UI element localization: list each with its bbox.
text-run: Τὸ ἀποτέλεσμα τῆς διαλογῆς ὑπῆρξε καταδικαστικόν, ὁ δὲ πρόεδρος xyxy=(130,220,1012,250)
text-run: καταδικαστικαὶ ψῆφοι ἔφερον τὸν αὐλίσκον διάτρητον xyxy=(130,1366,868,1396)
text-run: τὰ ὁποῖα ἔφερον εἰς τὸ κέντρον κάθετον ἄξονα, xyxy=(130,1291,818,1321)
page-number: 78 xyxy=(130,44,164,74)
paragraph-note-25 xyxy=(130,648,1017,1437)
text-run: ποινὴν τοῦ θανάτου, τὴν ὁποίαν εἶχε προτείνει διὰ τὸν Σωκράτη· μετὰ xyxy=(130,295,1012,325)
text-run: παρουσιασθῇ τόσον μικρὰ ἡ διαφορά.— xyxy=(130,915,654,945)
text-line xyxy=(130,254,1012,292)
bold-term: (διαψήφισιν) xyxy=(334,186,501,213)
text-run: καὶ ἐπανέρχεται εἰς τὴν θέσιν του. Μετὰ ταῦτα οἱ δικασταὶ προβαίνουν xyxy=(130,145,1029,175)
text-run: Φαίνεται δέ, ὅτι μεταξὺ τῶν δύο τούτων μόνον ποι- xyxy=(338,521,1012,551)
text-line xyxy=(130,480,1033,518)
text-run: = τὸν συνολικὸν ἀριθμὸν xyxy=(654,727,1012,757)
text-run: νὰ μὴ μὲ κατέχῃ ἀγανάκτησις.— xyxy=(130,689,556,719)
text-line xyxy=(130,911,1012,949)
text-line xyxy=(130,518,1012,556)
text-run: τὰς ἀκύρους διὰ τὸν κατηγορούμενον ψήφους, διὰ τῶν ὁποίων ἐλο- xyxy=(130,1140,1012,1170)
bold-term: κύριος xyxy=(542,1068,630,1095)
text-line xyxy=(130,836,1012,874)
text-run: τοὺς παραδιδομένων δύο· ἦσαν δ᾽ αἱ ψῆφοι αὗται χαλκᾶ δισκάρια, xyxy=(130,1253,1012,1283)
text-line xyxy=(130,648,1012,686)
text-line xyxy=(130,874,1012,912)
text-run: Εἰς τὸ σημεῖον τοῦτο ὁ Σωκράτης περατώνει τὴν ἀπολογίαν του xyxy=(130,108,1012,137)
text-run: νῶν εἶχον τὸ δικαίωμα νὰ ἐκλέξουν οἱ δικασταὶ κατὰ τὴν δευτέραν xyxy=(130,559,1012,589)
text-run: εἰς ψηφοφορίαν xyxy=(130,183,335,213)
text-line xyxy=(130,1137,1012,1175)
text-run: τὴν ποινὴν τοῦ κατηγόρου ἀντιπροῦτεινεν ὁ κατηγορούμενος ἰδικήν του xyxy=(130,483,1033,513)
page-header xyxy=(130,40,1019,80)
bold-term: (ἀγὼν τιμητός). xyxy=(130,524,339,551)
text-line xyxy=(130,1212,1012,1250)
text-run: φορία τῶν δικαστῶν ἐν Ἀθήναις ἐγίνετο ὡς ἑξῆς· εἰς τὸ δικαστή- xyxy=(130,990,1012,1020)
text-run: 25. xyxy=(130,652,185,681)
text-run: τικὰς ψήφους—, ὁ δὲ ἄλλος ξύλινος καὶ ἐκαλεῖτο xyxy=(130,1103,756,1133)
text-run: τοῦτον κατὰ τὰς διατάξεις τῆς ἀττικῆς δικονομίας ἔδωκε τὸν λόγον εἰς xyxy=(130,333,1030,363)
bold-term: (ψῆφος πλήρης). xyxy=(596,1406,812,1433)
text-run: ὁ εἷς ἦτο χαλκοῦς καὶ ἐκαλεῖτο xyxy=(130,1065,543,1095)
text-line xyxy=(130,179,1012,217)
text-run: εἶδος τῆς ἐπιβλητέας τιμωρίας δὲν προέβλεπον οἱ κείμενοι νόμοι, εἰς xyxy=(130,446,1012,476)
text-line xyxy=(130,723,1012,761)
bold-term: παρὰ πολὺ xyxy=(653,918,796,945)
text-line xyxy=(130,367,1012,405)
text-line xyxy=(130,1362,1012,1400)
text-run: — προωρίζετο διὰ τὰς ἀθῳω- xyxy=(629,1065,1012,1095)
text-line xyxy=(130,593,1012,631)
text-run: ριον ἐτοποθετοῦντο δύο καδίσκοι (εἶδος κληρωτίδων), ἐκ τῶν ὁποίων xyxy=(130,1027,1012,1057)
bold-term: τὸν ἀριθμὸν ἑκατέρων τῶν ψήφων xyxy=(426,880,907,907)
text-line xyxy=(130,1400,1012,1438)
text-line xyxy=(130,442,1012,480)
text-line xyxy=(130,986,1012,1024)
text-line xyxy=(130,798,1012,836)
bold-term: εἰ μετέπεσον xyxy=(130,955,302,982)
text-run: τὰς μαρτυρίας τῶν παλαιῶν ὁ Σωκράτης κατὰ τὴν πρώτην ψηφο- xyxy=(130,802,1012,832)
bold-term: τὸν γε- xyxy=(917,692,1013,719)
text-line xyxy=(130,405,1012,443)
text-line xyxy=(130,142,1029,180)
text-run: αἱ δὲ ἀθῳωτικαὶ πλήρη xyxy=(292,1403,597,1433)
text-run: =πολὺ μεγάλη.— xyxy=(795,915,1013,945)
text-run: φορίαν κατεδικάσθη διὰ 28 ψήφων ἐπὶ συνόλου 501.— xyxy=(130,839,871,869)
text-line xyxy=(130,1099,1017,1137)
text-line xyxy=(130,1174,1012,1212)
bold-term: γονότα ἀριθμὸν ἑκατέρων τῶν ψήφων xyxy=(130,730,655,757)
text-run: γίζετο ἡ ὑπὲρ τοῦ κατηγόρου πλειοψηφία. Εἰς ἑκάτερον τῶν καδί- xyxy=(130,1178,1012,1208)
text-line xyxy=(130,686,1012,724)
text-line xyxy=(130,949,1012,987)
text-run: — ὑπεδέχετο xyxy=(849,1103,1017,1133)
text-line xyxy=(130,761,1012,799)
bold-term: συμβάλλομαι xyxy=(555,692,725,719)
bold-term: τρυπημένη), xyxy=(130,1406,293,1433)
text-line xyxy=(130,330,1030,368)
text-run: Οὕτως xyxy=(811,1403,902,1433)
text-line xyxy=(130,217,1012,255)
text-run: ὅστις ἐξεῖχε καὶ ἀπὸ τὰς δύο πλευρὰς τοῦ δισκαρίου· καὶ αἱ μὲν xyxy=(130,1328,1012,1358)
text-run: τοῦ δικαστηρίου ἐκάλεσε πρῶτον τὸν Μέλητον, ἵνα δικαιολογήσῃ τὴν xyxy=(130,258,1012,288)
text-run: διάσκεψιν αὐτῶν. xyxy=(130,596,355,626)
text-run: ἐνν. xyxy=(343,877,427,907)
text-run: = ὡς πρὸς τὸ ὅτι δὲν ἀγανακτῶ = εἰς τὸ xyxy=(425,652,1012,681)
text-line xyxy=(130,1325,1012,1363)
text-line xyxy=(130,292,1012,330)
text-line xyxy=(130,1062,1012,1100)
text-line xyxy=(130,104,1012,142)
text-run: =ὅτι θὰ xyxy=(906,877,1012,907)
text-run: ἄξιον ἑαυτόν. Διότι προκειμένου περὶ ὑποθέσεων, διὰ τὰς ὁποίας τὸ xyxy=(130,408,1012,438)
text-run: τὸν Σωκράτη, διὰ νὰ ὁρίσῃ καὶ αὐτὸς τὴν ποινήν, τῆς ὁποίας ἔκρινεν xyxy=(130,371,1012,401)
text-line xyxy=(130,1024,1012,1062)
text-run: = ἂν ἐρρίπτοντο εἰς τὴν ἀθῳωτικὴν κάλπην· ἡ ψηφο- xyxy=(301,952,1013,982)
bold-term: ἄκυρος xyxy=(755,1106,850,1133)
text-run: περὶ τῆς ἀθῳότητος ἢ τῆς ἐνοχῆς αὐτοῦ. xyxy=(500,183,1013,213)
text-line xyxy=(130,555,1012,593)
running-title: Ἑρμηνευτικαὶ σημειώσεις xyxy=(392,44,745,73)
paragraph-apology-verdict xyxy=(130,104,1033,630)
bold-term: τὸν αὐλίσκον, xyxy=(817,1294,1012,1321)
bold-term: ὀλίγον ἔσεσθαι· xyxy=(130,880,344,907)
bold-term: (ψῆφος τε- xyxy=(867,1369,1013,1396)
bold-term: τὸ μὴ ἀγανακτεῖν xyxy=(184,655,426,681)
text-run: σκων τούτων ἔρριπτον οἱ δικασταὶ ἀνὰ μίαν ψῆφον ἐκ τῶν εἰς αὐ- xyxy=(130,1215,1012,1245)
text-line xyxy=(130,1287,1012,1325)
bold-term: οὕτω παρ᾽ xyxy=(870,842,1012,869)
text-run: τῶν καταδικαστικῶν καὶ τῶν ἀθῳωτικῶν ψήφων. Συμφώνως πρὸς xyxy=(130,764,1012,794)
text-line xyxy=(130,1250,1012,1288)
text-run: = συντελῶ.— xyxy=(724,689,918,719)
== == ==
# Exercise brief
Count the lines in the items above that contain the string "κατηγόρου", treating uppercase and lowercase as different, and reply with only that number.

# Answer below
2